Il Fatto 10.9.18
Monarchia assoluta tra marijuana e Aids
La
festa per i cinquant’anni di indipendenza La povertà e un re
spendaccione non piegano un Paese comunque più libero dei vicini
Sudafrica e Mozambico
Monarchia assoluta tra marijuana e Aids
di Cesare Sangalli
Come
rinunciare alla democrazia e vivere felici. Lo Swaziland festeggia
mezzo secolo d’indipendenza in questi giorni e ad aprile ha festeggiato i
50 anni del re Mswati III che nel 2006 ha “archiviato” il parlamento
tornando alla monarchia assoluta, unico regime del genere in Africa, uno
dei pochi del mondo, insieme al Vaticano e alle petromonarchie arabe,
con cui però il regno swazi non ha niente a che vedere. Non solo in
termini di ricchezza: qui non ci sono risorse minerarie da sfruttare; il
prodotto di esportazione più importante, anche se non si può dire
ufficialmente, è sicuramente la marijuana, la “swazi gold”: per il
resto, agricoltura di sussistenza (per tre quarti delle famiglie), e
tanta povertà (quasi metà popolazione vive con un dollaro al giorno).
Ma
la libertà che si vive in Swaziland, i ricchi sudditi degli sceicchi,
degli emiri, e dei re del Golfo, se la possono solo sognare. A partire
dalla libertà di movimento: è facile entrare, è facile uscire, nessuno
si sognerebbe di sequestrare i documenti ai poveri immigrati,
soprattutto dal vicino Mozambico e dallo Zimbabwe, che per lo più sono
in transito verso il Sudafrica, dove magari troveranno lavoro, ma anche
tanta emarginazione, ormai degenerata in xenofobia. E quelli che
arrivano da Pakistan e Bangladesh, qui si danno al commercio al
dettaglio, non sono certo in condizioni di semi schiavitù come nei paesi
di cui condividono la religione, islamici di serie B. Lo Swaziland è
per metà cristiano (soprattutto protestante, ma con una significativa
presenza cattolica) e per metà segue le religioni tradizionali. Fatto
sta che a queste latitudini gli scontri di civiltà, le guerre a sfondo
religioso o etnico, sono solo ipotesi che verrebbero seppellite da un
sorriso.

- _COSE DA FARE_
a) Riassumi in due frasi l'articolo sullo Swaziland.
b) Prosegui l'articolo sullo Swaziland a partire dall'ultima frase.
Le voci che vengono dopo il testo non c'entrano con questo.

(Dati di partenza)
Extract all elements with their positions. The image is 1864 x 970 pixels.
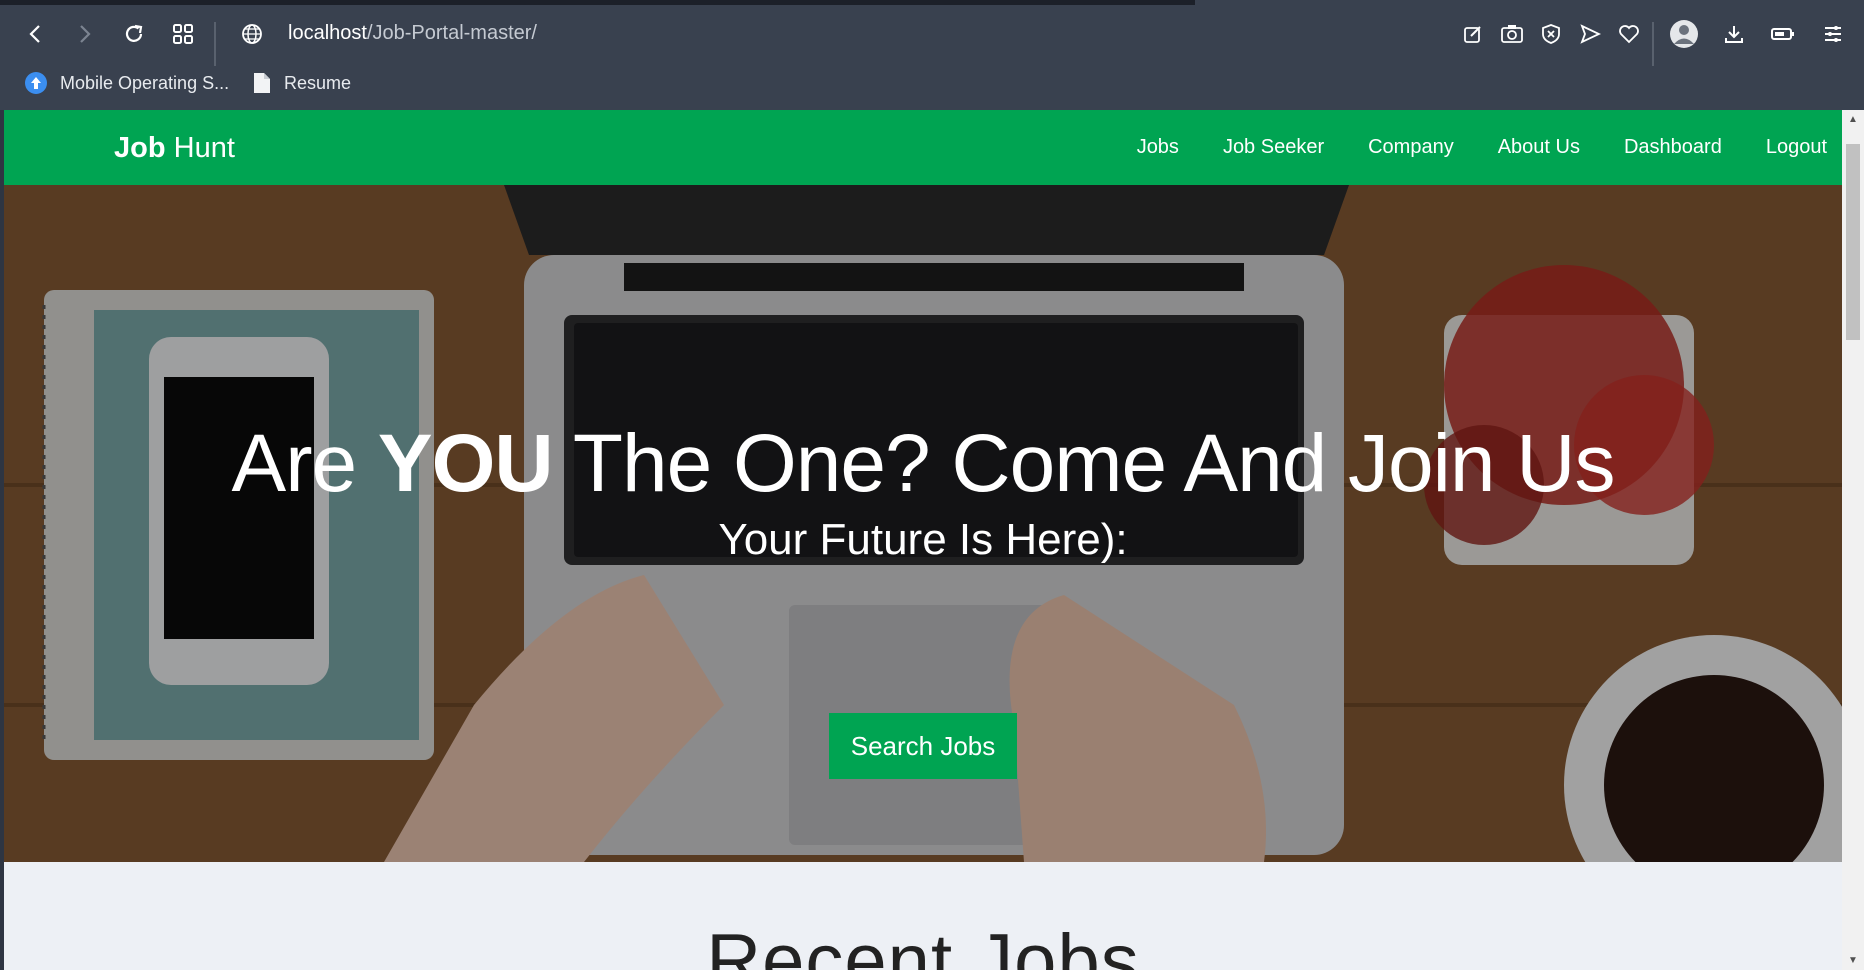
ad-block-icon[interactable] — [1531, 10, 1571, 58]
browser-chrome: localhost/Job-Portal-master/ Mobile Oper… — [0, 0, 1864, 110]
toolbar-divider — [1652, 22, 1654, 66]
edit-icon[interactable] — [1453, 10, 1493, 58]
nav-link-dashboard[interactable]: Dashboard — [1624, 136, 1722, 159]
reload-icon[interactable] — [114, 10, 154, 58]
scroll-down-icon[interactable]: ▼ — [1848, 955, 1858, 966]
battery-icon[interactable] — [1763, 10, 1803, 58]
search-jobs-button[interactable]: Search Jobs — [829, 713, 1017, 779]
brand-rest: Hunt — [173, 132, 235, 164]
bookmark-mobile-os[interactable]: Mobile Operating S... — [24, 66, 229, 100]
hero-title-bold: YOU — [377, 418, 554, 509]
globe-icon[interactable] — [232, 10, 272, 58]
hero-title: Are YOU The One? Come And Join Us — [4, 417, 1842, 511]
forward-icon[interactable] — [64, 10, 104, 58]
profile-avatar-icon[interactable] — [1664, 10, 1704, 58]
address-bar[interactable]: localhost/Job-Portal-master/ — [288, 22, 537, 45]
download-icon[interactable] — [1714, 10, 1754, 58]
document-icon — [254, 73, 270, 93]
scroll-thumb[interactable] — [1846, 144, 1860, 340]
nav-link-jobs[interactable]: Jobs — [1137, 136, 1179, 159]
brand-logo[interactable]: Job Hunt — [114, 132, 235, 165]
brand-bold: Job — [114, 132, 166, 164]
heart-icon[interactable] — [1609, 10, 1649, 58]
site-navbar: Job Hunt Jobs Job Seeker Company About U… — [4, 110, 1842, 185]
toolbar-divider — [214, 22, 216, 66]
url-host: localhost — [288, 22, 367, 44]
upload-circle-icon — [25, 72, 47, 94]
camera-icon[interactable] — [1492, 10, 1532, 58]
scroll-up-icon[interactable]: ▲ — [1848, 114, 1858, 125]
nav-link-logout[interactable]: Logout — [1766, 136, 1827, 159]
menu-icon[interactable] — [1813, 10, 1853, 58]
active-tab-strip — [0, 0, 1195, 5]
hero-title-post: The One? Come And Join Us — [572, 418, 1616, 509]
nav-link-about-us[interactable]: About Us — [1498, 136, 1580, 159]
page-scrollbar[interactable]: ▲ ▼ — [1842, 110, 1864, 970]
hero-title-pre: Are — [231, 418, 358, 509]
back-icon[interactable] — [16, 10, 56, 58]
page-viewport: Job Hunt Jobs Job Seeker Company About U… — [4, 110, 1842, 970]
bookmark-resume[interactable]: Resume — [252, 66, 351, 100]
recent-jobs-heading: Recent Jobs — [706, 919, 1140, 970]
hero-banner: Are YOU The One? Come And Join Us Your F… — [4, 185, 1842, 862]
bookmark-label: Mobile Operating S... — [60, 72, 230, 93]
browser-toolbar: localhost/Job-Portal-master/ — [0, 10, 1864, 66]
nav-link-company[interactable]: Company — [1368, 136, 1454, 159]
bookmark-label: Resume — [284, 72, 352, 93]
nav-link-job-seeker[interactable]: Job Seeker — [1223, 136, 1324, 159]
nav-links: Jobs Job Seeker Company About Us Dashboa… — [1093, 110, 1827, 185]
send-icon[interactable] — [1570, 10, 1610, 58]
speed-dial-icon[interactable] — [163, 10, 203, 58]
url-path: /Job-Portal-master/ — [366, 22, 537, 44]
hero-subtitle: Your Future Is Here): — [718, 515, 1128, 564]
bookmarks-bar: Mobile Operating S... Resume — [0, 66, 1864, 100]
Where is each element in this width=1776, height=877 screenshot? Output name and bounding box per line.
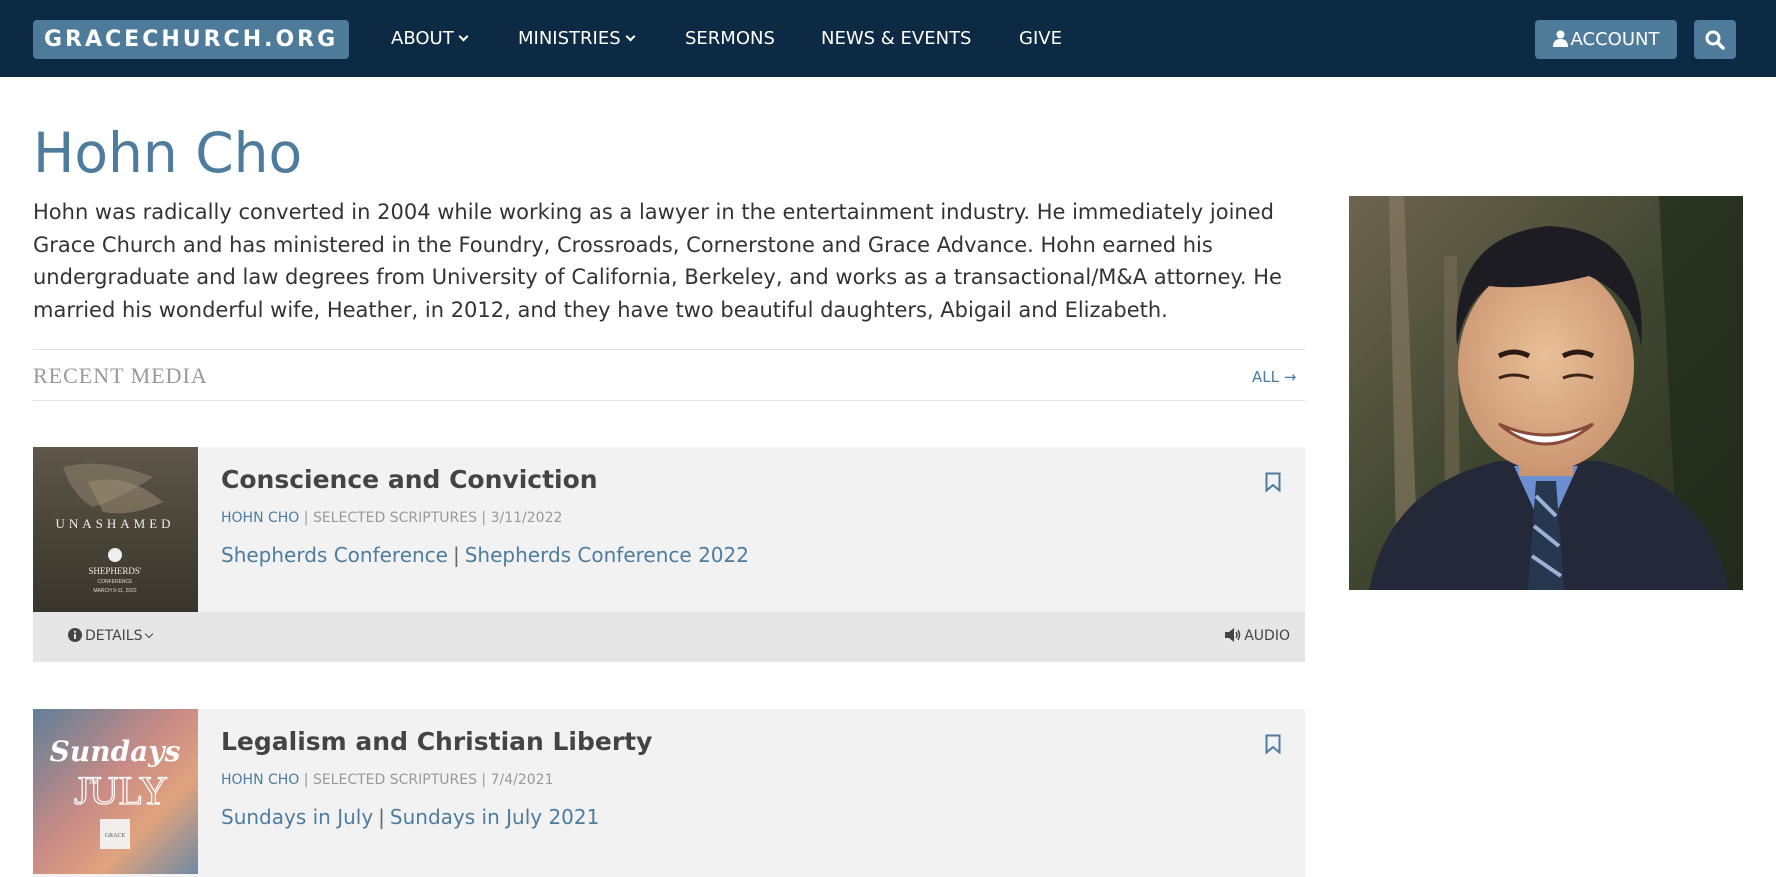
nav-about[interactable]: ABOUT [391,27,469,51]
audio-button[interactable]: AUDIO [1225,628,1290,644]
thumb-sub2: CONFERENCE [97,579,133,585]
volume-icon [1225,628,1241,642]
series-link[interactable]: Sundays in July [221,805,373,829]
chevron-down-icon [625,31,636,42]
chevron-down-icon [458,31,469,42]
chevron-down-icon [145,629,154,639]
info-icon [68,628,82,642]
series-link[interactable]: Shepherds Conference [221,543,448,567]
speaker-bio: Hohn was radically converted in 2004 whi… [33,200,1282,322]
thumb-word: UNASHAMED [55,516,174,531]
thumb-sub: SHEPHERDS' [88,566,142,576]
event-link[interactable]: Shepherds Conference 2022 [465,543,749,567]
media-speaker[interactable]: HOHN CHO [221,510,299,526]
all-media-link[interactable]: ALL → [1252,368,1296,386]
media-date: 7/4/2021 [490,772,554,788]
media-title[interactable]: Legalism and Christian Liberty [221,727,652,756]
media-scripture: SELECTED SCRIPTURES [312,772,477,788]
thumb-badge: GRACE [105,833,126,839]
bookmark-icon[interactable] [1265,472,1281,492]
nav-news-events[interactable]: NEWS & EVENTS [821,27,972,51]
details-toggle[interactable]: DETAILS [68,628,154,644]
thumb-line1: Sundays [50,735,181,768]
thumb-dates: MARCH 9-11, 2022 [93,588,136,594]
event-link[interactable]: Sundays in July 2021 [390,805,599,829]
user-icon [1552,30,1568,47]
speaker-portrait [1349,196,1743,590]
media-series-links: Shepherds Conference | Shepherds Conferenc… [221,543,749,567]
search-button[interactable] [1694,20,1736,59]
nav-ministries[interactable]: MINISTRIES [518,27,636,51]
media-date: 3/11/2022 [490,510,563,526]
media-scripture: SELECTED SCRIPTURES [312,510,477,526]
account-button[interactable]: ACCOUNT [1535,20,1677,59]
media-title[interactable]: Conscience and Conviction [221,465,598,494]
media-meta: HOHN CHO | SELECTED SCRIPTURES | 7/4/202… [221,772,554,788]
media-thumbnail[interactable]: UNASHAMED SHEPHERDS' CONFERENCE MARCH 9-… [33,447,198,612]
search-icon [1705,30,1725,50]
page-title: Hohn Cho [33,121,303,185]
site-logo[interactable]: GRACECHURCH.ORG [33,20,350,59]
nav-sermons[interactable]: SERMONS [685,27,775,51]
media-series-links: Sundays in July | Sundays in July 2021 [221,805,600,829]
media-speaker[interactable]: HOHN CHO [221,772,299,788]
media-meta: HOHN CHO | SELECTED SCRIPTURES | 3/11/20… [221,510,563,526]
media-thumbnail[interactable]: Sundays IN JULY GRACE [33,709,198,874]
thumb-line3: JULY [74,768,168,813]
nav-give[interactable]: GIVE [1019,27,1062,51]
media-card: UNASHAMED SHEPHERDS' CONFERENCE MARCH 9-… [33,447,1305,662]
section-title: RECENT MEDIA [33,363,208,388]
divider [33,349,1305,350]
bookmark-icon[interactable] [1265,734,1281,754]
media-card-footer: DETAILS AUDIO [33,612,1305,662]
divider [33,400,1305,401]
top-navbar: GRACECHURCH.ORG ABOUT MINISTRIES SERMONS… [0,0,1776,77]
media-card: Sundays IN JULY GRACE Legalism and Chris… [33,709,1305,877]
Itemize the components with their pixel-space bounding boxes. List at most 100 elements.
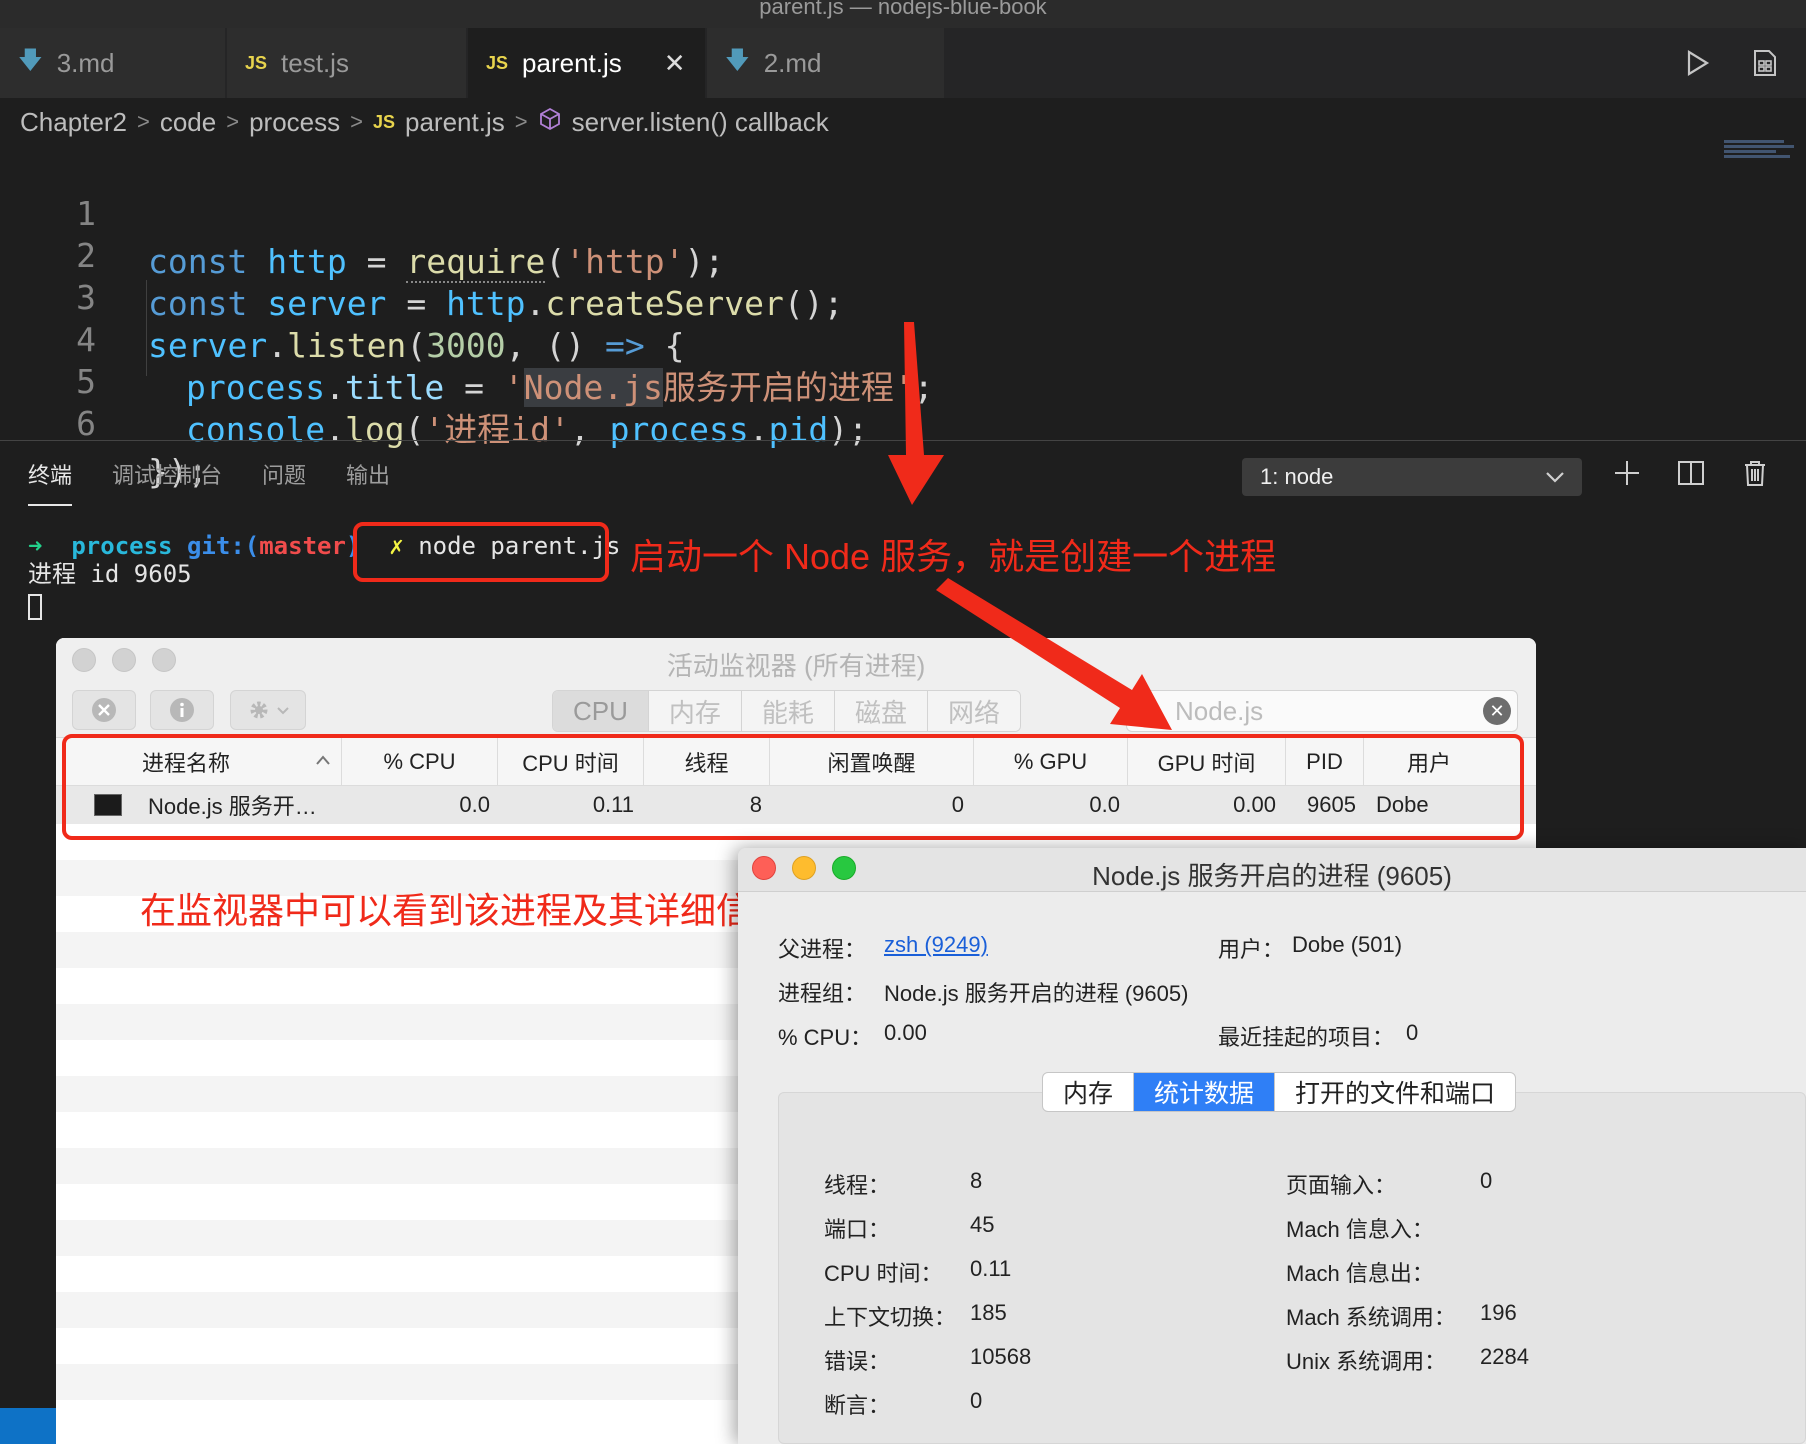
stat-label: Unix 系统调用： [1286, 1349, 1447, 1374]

- _LE RISPOSTE_
a) Lo Swaziland festeggia mezzo secolo di indipendenza ed è di nuovo una monarchia assoluta da quando, nel 2006, il re Mswati III ha archiviato il parlamento; è un paese povero, senza risorse minerarie, che vive di agricoltura di sussistenza e, anche se non si dice ufficialmente, esporta soprattutto marijuana. Eppure lì si vive una libertà, a partire da quella di movimento, che i sudditi delle monarchie del Golfo possono solo sognare, e gli scontri religiosi o etnici restano ipotesi che verrebbero seppellite da un sorriso.

b)
Vivi e lascia vivere, sembra essere l’atteggiamento degli
swazi: qui nessuno si sente straniero; eppure basta attraversare la
frontiera con il Sudafrica per avvertire tutte le tensioni del dopo
apartheid; e il Mozambico, unico altro paese confinante, ogni tanto vede
riaffacciarsi i fantasmi della guerra civile. Non sono neppure le
dimensioni lillipuziane (lo Swaziland è grande come il Lazio), o la
relativa omogeneità etnica a garantire l’armonia; basta pensare a paesi
altrettanto piccoli, come il Burundi, il Gambia, la Guinea Bissau, con
le loro situazioni di instabilità e violenza politica. No, il segreto di
Eswatini, protettorato inglese fino al 6 settembre 1968, sta innanzi
tutto nel sentimento del popolo nei confronti del re. “Il re rappresenta
l’unità della nazione”, dice Thabo Magagila, 40 anni, assistente
sociale per Save the Children. È la risposta che danno un po’ tutti, una
risposta classica, da diritto costituzionale, che qui però è una realtà
autentica vissuta da tutta la popolazione, un milione e 250mila
persone. Vissuta nel bene e nel male, a quanto pare. Perché, come ogni
giorno porta la sua pena, ogni fase storica ha i suoi pro e i suoi
contro. Lo Swaziland diventò indipendente con un grande re, Sobhuza II.
Nessun altro sovrano ha regnato così a lungo, nel mondo, e, a quanto
pare, nella Storia: quasi un secolo, dai primi del Novecento, alla sua
morte, nel 1982.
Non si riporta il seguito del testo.